* [DIRECTIONS]:
Go through the listing and copy every line word for word.
Start of GIVEN ENTRIES
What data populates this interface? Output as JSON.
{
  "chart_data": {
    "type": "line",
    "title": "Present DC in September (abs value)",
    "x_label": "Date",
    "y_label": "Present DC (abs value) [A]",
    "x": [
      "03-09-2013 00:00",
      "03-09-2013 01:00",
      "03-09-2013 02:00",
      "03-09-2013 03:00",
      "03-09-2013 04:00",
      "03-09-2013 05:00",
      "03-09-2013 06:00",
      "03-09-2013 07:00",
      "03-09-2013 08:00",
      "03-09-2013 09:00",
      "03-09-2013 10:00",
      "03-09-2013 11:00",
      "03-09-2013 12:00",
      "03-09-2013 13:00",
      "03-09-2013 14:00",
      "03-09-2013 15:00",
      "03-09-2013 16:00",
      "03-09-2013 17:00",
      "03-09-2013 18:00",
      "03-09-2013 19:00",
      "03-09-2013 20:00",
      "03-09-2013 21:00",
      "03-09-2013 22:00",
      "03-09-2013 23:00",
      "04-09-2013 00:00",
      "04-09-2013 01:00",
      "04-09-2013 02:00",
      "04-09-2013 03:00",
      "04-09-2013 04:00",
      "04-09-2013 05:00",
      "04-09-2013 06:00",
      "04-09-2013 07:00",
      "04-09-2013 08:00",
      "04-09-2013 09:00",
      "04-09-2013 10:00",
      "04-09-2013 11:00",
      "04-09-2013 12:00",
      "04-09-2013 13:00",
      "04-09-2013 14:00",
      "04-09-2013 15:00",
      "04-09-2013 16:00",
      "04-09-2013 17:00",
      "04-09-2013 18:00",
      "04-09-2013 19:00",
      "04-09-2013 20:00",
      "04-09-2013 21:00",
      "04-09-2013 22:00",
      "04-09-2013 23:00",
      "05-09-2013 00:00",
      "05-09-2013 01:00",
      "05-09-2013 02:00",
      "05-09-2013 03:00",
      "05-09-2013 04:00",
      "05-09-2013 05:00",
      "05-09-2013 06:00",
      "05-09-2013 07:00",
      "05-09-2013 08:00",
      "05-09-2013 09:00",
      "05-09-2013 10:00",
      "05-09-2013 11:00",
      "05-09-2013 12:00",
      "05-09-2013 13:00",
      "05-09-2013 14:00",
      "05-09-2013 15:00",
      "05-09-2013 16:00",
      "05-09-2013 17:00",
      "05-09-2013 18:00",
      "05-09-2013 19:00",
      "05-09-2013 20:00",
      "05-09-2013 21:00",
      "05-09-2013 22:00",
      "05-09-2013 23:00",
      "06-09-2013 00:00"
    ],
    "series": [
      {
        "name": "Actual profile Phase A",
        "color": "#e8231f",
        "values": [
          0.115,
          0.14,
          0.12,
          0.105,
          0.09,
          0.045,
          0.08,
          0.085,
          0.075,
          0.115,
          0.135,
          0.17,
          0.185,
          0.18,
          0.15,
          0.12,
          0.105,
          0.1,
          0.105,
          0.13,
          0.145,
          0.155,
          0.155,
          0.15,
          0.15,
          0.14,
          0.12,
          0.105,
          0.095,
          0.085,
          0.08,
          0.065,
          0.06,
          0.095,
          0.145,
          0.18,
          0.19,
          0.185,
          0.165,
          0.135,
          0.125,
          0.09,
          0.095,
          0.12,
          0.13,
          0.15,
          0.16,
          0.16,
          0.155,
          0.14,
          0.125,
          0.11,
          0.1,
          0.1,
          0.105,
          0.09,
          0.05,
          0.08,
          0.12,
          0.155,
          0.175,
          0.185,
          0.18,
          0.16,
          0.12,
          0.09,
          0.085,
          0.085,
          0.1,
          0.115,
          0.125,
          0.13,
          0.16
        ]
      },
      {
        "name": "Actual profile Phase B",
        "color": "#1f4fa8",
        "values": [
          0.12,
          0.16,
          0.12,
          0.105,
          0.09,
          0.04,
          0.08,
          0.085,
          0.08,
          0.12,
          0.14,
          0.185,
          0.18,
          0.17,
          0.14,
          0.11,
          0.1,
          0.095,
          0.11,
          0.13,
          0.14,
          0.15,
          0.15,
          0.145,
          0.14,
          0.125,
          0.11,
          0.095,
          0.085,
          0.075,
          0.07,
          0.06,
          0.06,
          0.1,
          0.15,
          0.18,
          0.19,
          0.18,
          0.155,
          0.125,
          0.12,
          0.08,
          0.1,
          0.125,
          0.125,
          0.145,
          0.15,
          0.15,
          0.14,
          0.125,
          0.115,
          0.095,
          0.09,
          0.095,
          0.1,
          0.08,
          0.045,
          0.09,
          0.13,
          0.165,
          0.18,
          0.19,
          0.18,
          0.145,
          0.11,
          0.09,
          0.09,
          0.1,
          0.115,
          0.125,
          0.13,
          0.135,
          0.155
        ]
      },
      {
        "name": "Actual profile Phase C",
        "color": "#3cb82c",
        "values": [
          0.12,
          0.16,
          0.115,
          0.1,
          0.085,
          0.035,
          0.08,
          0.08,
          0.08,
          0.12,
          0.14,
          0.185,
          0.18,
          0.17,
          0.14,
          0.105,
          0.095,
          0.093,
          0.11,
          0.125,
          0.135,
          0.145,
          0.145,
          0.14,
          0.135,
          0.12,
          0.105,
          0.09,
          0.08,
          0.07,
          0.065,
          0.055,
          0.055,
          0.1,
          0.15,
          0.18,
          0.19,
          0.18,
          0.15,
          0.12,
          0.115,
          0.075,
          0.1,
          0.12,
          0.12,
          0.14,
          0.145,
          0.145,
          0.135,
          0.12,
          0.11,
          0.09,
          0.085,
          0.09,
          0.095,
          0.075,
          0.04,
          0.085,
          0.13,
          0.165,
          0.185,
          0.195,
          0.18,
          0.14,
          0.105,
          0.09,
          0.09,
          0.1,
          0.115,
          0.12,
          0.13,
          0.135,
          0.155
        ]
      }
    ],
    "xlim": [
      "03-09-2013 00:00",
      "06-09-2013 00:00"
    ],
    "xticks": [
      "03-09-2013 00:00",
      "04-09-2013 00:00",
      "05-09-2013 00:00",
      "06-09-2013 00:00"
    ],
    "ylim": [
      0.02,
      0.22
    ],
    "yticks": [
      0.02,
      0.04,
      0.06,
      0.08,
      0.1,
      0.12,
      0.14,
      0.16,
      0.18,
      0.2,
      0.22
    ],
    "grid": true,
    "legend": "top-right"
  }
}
End of GIVEN ENTRIES
* [TASK OUTPUT]:
What data populates this interface? Output as JSON.
{
  "chart_data": {
    "type": "line",
    "title": "Present DC in September (abs value)",
    "x_label": "Date",
    "y_label": "Present DC (abs value) [A]",
    "x": [
      "03-09-2013 00:00",
      "03-09-2013 01:00",
      "03-09-2013 02:00",
      "03-09-2013 03:00",
      "03-09-2013 04:00",
      "03-09-2013 05:00",
      "03-09-2013 06:00",
      "03-09-2013 07:00",
      "03-09-2013 08:00",
      "03-09-2013 09:00",
      "03-09-2013 10:00",
      "03-09-2013 11:00",
      "03-09-2013 12:00",
      "03-09-2013 13:00",
      "03-09-2013 14:00",
      "03-09-2013 15:00",
      "03-09-2013 16:00",
      "03-09-2013 17:00",
      "03-09-2013 18:00",
      "03-09-2013 19:00",
      "03-09-2013 20:00",
      "03-09-2013 21:00",
      "03-09-2013 22:00",
      "03-09-2013 23:00",
      "04-09-2013 00:00",
      "04-09-2013 01:00",
      "04-09-2013 02:00",
      "04-09-2013 03:00",
      "04-09-2013 04:00",
      "04-09-2013 05:00",
      "04-09-2013 06:00",
      "04-09-2013 07:00",
      "04-09-2013 08:00",
      "04-09-2013 09:00",
      "04-09-2013 10:00",
      "04-09-2013 11:00",
      "04-09-2013 12:00",
      "04-09-2013 13:00",
      "04-09-2013 14:00",
      "04-09-2013 15:00",
      "04-09-2013 16:00",
      "04-09-2013 17:00",
      "04-09-2013 18:00",
      "04-09-2013 19:00",
      "04-09-2013 20:00",
      "04-09-2013 21:00",
      "04-09-2013 22:00",
      "04-09-2013 23:00",
      "05-09-2013 00:00",
      "05-09-2013 01:00",
      "05-09-2013 02:00",
      "05-09-2013 03:00",
      "05-09-2013 04:00",
      "05-09-2013 05:00",
      "05-09-2013 06:00",
      "05-09-2013 07:00",
      "05-09-2013 08:00",
      "05-09-2013 09:00",
      "05-09-2013 10:00",
      "05-09-2013 11:00",
      "05-09-2013 12:00",
      "05-09-2013 13:00",
      "05-09-2013 14:00",
      "05-09-2013 15:00",
      "05-09-2013 16:00",
      "05-09-2013 17:00",
      "05-09-2013 18:00",
      "05-09-2013 19:00",
      "05-09-2013 20:00",
      "05-09-2013 21:00",
      "05-09-2013 22:00",
      "05-09-2013 23:00",
      "06-09-2013 00:00"
    ],
    "series": [
      {
        "name": "Actual profile Phase A",
        "color": "#e8231f",
        "values": [
          0.115,
          0.14,
          0.12,
          0.105,
          0.09,
          0.045,
          0.08,
          0.085,
          0.075,
          0.115,
          0.135,
          0.17,
          0.185,
          0.18,
          0.15,
          0.12,
          0.105,
          0.1,
          0.105,
          0.13,
          0.145,
          0.155,
          0.155,
          0.15,
          0.15,
          0.14,
          0.12,
          0.105,
          0.095,
          0.085,
          0.08,
          0.065,
          0.06,
          0.095,
          0.145,
          0.18,
          0.19,
          0.185,
          0.165,
          0.135,
          0.125,
          0.09,
          0.095,
          0.12,
          0.13,
          0.15,
          0.16,
          0.16,
          0.155,
          0.14,
          0.125,
          0.11,
          0.1,
          0.1,
          0.105,
          0.09,
          0.05,
          0.08,
          0.12,
          0.155,
          0.175,
          0.185,
          0.18,
          0.16,
          0.12,
          0.09,
          0.085,
          0.085,
          0.1,
          0.115,
          0.125,
          0.13,
          0.16
        ]
      },
      {
        "name": "Actual profile Phase B",
        "color": "#1f4fa8",
        "values": [
          0.12,
          0.16,
          0.12,
          0.105,
          0.09,
          0.04,
          0.08,
          0.085,
          0.08,
          0.12,
          0.14,
          0.185,
          0.18,
          0.17,
          0.14,
          0.11,
          0.1,
          0.095,
          0.11,
          0.13,
          0.14,
          0.15,
          0.15,
          0.145,
          0.14,
          0.125,
          0.11,
          0.095,
          0.085,
          0.075,
          0.07,
          0.06,
          0.06,
          0.1,
          0.15,
          0.18,
          0.19,
          0.18,
          0.155,
          0.125,
          0.12,
          0.08,
          0.1,
          0.125,
          0.125,
          0.145,
          0.15,
          0.15,
          0.14,
          0.125,
          0.115,
          0.095,
          0.09,
          0.095,
          0.1,
          0.08,
          0.045,
          0.09,
          0.13,
          0.165,
          0.18,
          0.19,
          0.18,
          0.145,
          0.11,
          0.09,
          0.09,
          0.1,
          0.115,
          0.125,
          0.13,
          0.135,
          0.155
        ]
      },
      {
        "name": "Actual profile Phase C",
        "color": "#3cb82c",
        "values": [
          0.12,
          0.16,
          0.115,
          0.1,
          0.085,
          0.035,
          0.08,
          0.08,
          0.08,
          0.12,
          0.14,
          0.185,
          0.18,
          0.17,
          0.14,
          0.105,
          0.095,
          0.093,
          0.11,
          0.125,
          0.135,
          0.145,
          0.145,
          0.14,
          0.135,
          0.12,
          0.105,
          0.09,
          0.08,
          0.07,
          0.065,
          0.055,
          0.055,
          0.1,
          0.15,
          0.18,
          0.19,
          0.18,
          0.15,
          0.12,
          0.115,
          0.075,
          0.1,
          0.12,
          0.12,
          0.14,
          0.145,
          0.145,
          0.135,
          0.12,
          0.11,
          0.09,
          0.085,
          0.09,
          0.095,
          0.075,
          0.04,
          0.085,
          0.13,
          0.165,
          0.185,
          0.195,
          0.18,
          0.14,
          0.105,
          0.09,
          0.09,
          0.1,
          0.115,
          0.12,
          0.13,
          0.135,
          0.155
        ]
      }
    ],
    "xlim": [
      "03-09-2013 00:00",
      "06-09-2013 00:00"
    ],
    "xticks": [
      "03-09-2013 00:00",
      "04-09-2013 00:00",
      "05-09-2013 00:00",
      "06-09-2013 00:00"
    ],
    "ylim": [
      0.02,
      0.22
    ],
    "yticks": [
      0.02,
      0.04,
      0.06,
      0.08,
      0.1,
      0.12,
      0.14,
      0.16,
      0.18,
      0.2,
      0.22
    ],
    "grid": true,
    "legend": "top-right"
  }
}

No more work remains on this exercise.